→ **What to do**
Using the listing beneath this task, count the lines with the word "giving" and write only the result.

→ **Listing**
:::::
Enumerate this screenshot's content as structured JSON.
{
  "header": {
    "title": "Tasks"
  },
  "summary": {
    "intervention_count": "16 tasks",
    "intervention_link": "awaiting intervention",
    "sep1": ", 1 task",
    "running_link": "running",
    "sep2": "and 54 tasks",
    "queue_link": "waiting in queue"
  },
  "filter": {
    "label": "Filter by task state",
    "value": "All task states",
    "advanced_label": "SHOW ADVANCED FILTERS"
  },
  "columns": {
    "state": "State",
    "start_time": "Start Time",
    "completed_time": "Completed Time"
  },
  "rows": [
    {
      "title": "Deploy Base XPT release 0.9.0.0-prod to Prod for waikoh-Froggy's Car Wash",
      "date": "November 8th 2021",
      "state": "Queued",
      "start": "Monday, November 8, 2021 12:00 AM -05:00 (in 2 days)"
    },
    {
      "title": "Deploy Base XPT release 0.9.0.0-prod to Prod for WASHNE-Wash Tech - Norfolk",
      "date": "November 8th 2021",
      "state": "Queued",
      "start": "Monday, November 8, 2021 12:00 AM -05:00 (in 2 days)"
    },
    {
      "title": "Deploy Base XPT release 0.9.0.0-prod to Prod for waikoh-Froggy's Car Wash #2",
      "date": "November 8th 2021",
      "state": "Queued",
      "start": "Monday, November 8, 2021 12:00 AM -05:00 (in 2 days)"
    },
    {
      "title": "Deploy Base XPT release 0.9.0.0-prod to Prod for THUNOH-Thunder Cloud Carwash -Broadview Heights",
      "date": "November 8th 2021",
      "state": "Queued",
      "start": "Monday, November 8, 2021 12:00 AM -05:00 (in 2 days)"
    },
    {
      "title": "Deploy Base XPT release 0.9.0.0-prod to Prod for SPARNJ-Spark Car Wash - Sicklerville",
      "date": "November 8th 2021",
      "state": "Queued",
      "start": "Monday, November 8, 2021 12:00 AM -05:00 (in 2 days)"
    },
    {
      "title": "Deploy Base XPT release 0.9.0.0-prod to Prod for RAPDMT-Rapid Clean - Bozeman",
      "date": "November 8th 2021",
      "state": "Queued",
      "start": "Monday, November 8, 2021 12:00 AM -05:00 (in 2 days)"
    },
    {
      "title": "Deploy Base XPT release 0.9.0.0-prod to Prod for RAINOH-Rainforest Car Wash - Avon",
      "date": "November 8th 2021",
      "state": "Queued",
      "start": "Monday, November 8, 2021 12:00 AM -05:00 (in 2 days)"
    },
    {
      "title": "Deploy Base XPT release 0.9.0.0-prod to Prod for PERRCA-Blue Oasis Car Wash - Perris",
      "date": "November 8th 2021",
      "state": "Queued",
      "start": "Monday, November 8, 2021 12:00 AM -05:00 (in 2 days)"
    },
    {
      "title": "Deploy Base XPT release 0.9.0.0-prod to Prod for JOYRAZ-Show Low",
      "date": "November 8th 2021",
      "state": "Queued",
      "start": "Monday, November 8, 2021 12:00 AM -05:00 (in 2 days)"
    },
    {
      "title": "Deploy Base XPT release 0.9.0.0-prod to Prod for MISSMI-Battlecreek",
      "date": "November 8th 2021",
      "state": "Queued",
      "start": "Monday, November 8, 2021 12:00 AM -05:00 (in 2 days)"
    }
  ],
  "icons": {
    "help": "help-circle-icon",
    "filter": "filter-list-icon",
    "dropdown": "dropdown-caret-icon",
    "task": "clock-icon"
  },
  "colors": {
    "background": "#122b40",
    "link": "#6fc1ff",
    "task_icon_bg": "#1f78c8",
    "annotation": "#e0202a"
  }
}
:::::
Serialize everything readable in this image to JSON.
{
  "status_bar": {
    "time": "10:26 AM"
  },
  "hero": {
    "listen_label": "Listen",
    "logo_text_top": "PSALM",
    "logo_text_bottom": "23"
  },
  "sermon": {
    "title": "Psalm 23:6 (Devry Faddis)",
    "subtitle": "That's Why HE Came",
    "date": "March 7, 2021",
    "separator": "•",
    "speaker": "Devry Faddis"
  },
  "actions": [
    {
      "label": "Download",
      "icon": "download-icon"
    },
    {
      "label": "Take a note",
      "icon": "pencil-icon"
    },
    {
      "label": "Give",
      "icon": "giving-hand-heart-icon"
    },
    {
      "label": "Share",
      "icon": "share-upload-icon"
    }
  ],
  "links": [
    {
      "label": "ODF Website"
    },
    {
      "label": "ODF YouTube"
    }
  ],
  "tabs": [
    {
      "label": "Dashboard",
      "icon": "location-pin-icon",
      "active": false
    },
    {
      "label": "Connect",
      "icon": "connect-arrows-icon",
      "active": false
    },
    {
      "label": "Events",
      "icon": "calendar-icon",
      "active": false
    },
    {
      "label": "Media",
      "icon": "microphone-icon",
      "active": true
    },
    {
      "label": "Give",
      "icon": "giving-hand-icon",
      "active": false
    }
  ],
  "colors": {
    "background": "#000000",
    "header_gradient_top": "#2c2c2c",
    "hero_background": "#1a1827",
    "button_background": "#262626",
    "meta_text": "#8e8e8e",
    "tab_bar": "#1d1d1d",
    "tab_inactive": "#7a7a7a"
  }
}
:::::
→ **Response**
2